__Task statement__. Restate each of the lines below word for word and drop every picture.

__Data for this task__.
★ ★ ★ ★
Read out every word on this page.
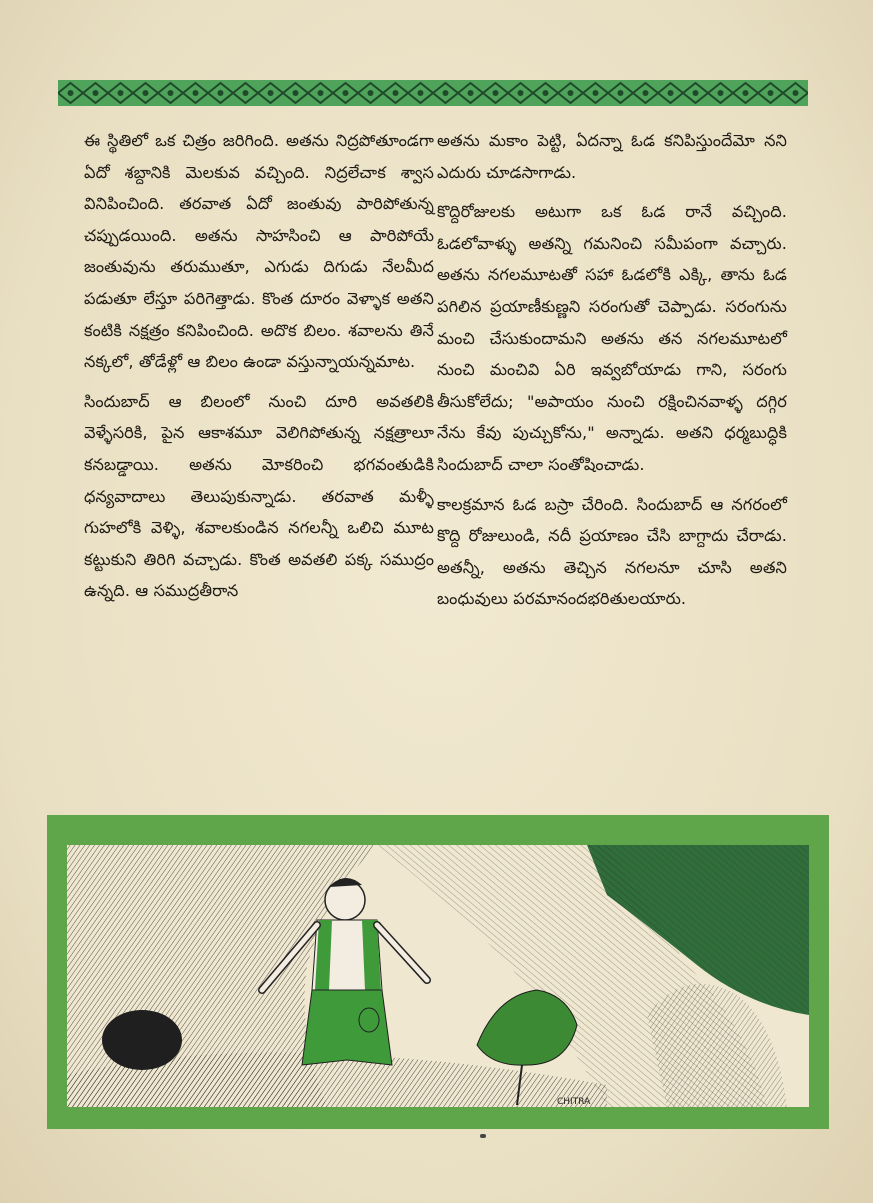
ఈ స్థితిలో ఒక చిత్రం జరిగింది. అతను నిద్రపోతూండగా ఏదో శబ్దానికి మెలకువ వచ్చింది. నిద్రలేచాక శ్వాస వినిపించింది. తరవాత ఏదో జంతువు పారిపోతున్న చప్పుడయింది. అతను సాహసించి ఆ పారిపోయే జంతువును తరుముతూ, ఎగుడు దిగుడు నేలమీద పడుతూ లేస్తూ పరిగెత్తాడు. కొంత దూరం వెళ్ళాక అతని కంటికి నక్షత్రం కనిపించింది. అదొక బిలం. శవాలను తినే నక్కలో, తోడేళ్లో ఆ బిలం ఉండా వస్తున్నాయన్నమాట.

సిందుబాద్ ఆ బిలంలో నుంచి దూరి అవతలికి వెళ్ళేసరికి, పైన ఆకాశమూ వెలిగిపోతున్న నక్షత్రాలూ కనబడ్డాయి. అతను మోకరించి భగవంతుడికి ధన్యవాదాలు తెలుపుకున్నాడు. తరవాత మళ్ళీ గుహలోకి వెళ్ళి, శవాలకుండిన నగలన్నీ ఒలిచి మూట కట్టుకుని తిరిగి వచ్చాడు. కొంత అవతలి పక్క సముద్రం ఉన్నది. ఆ సముద్రతీరాన

అతను మకాం పెట్టి, ఏదన్నా ఓడ కనిపిస్తుందేమో నని ఎదురు చూడసాగాడు.

కొద్దిరోజులకు అటుగా ఒక ఓడ రానే వచ్చింది. ఓడలోవాళ్ళు అతన్ని గమనించి సమీపంగా వచ్చారు. అతను నగలమూటతో సహా ఓడలోకి ఎక్కి, తాను ఓడ పగిలిన ప్రయాణీకుణ్ణని సరంగుతో చెప్పాడు. సరంగును మంచి చేసుకుందామని అతను తన నగలమూటలో నుంచి మంచివి ఏరి ఇవ్వబోయాడు గాని, సరంగు తీసుకోలేదు; "అపాయం నుంచి రక్షించినవాళ్ళ దగ్గిర నేను కేవు పుచ్చుకోను," అన్నాడు. అతని ధర్మబుద్ధికి సిందుబాద్ చాలా సంతోషించాడు.

కాలక్రమాన ఓడ బస్రా చేరింది. సిందుబాద్ ఆ నగరంలో కొద్ది రోజులుండి, నదీ ప్రయాణం చేసి బాగ్దాదు చేరాడు. అతన్నీ, అతను తెచ్చిన నగలనూ చూసి అతని బంధువులు పరమానందభరితులయారు.

CHITRA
★ ★ ★ ★
__Solved problem__.
Read out every word on this page.
ఈ స్థితిలో ఒక చిత్రం జరిగింది. అతను నిద్రపోతూండగా ఏదో శబ్దానికి మెలకువ వచ్చింది. నిద్రలేచాక శ్వాస వినిపించింది. తరవాత ఏదో జంతువు పారిపోతున్న చప్పుడయింది. అతను సాహసించి ఆ పారిపోయే జంతువును తరుముతూ, ఎగుడు దిగుడు నేలమీద పడుతూ లేస్తూ పరిగెత్తాడు. కొంత దూరం వెళ్ళాక అతని కంటికి నక్షత్రం కనిపించింది. అదొక బిలం. శవాలను తినే నక్కలో, తోడేళ్లో ఆ బిలం ఉండా వస్తున్నాయన్నమాట.

సిందుబాద్ ఆ బిలంలో నుంచి దూరి అవతలికి వెళ్ళేసరికి, పైన ఆకాశమూ వెలిగిపోతున్న నక్షత్రాలూ కనబడ్డాయి. అతను మోకరించి భగవంతుడికి ధన్యవాదాలు తెలుపుకున్నాడు. తరవాత మళ్ళీ గుహలోకి వెళ్ళి, శవాలకుండిన నగలన్నీ ఒలిచి మూట కట్టుకుని తిరిగి వచ్చాడు. కొంత అవతలి పక్క సముద్రం ఉన్నది. ఆ సముద్రతీరాన

అతను మకాం పెట్టి, ఏదన్నా ఓడ కనిపిస్తుందేమో నని ఎదురు చూడసాగాడు.

కొద్దిరోజులకు అటుగా ఒక ఓడ రానే వచ్చింది. ఓడలోవాళ్ళు అతన్ని గమనించి సమీపంగా వచ్చారు. అతను నగలమూటతో సహా ఓడలోకి ఎక్కి, తాను ఓడ పగిలిన ప్రయాణీకుణ్ణని సరంగుతో చెప్పాడు. సరంగును మంచి చేసుకుందామని అతను తన నగలమూటలో నుంచి మంచివి ఏరి ఇవ్వబోయాడు గాని, సరంగు తీసుకోలేదు; "అపాయం నుంచి రక్షించినవాళ్ళ దగ్గిర నేను కేవు పుచ్చుకోను," అన్నాడు. అతని ధర్మబుద్ధికి సిందుబాద్ చాలా సంతోషించాడు.

కాలక్రమాన ఓడ బస్రా చేరింది. సిందుబాద్ ఆ నగరంలో కొద్ది రోజులుండి, నదీ ప్రయాణం చేసి బాగ్దాదు చేరాడు. అతన్నీ, అతను తెచ్చిన నగలనూ చూసి అతని బంధువులు పరమానందభరితులయారు.

CHITRA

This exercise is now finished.